## Exercise requirements
Please list all lines of the material below in which the string "verified" occurs.

## Records provided
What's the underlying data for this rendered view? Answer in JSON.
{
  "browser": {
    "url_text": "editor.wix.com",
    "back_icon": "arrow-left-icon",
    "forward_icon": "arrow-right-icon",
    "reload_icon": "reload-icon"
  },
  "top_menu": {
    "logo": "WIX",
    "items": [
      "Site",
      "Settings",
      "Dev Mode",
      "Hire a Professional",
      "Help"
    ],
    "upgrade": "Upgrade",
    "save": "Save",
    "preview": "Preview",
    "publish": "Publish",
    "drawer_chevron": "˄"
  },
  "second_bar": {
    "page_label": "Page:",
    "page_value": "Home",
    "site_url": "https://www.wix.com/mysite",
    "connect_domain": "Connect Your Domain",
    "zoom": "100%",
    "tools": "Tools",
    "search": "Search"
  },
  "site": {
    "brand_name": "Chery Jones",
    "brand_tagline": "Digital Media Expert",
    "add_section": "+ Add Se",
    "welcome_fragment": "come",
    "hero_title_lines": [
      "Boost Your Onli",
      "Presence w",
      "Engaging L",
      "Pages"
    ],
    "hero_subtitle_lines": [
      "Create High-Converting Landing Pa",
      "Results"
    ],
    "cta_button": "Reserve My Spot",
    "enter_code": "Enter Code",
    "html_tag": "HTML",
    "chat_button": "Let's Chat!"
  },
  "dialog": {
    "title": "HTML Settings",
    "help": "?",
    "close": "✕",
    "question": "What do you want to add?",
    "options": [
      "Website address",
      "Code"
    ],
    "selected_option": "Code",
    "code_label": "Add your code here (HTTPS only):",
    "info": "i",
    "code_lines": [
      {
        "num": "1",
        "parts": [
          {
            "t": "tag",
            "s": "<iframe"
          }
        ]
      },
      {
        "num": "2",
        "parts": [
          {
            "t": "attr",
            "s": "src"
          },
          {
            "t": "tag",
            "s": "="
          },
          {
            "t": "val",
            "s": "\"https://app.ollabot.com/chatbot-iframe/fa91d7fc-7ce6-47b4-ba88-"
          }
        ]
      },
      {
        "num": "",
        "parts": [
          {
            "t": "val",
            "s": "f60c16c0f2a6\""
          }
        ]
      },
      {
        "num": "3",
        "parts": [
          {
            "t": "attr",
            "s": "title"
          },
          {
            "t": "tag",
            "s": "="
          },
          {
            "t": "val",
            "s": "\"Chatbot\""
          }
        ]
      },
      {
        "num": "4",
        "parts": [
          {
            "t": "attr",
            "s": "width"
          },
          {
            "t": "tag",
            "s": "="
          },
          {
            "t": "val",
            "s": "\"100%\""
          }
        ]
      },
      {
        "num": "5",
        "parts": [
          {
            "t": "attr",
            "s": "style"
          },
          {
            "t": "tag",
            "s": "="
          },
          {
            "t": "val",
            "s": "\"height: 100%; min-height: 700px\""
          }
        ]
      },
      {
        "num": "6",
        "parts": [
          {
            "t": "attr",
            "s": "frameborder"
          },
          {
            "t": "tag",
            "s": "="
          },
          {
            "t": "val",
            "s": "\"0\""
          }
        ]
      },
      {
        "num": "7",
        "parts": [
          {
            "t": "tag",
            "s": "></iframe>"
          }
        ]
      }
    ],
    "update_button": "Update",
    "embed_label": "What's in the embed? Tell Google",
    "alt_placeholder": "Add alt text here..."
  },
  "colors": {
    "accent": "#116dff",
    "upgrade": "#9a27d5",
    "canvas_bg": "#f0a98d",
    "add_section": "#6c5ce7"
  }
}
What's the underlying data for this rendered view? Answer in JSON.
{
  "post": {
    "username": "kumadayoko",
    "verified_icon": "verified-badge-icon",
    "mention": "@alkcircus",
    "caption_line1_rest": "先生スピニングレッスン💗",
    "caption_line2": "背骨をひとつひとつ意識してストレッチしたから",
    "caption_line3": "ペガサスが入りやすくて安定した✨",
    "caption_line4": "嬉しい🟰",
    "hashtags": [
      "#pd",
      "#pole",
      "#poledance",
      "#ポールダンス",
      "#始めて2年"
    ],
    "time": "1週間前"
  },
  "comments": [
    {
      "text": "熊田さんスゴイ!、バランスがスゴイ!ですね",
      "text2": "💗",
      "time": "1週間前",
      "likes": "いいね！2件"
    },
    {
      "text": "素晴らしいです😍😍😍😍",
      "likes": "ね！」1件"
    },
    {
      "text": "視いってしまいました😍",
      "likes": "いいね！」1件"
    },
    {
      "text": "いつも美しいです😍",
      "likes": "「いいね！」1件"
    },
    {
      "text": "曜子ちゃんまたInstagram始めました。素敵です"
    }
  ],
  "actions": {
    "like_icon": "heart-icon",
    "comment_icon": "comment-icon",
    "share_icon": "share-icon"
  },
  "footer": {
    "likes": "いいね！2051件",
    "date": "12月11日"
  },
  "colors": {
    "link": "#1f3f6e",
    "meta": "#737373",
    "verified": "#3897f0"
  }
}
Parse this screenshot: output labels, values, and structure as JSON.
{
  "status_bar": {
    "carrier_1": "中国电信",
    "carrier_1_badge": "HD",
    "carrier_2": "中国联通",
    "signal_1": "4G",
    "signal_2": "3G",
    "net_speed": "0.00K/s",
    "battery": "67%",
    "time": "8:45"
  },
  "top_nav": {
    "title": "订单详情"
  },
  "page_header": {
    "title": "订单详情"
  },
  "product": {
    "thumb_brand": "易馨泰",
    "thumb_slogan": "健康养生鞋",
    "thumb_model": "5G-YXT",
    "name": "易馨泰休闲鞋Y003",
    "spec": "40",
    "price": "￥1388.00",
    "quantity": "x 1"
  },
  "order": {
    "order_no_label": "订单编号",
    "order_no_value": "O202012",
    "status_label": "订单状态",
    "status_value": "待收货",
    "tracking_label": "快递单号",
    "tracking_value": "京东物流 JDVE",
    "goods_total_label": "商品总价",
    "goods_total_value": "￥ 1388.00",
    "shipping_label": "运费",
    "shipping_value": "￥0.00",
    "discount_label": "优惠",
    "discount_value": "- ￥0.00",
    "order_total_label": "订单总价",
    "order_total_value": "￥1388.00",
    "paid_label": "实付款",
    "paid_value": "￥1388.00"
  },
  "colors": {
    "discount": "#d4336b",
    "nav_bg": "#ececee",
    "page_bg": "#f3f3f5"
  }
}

## Written response
    "verified_icon": "verified-badge-icon",
    "verified": "#3897f0"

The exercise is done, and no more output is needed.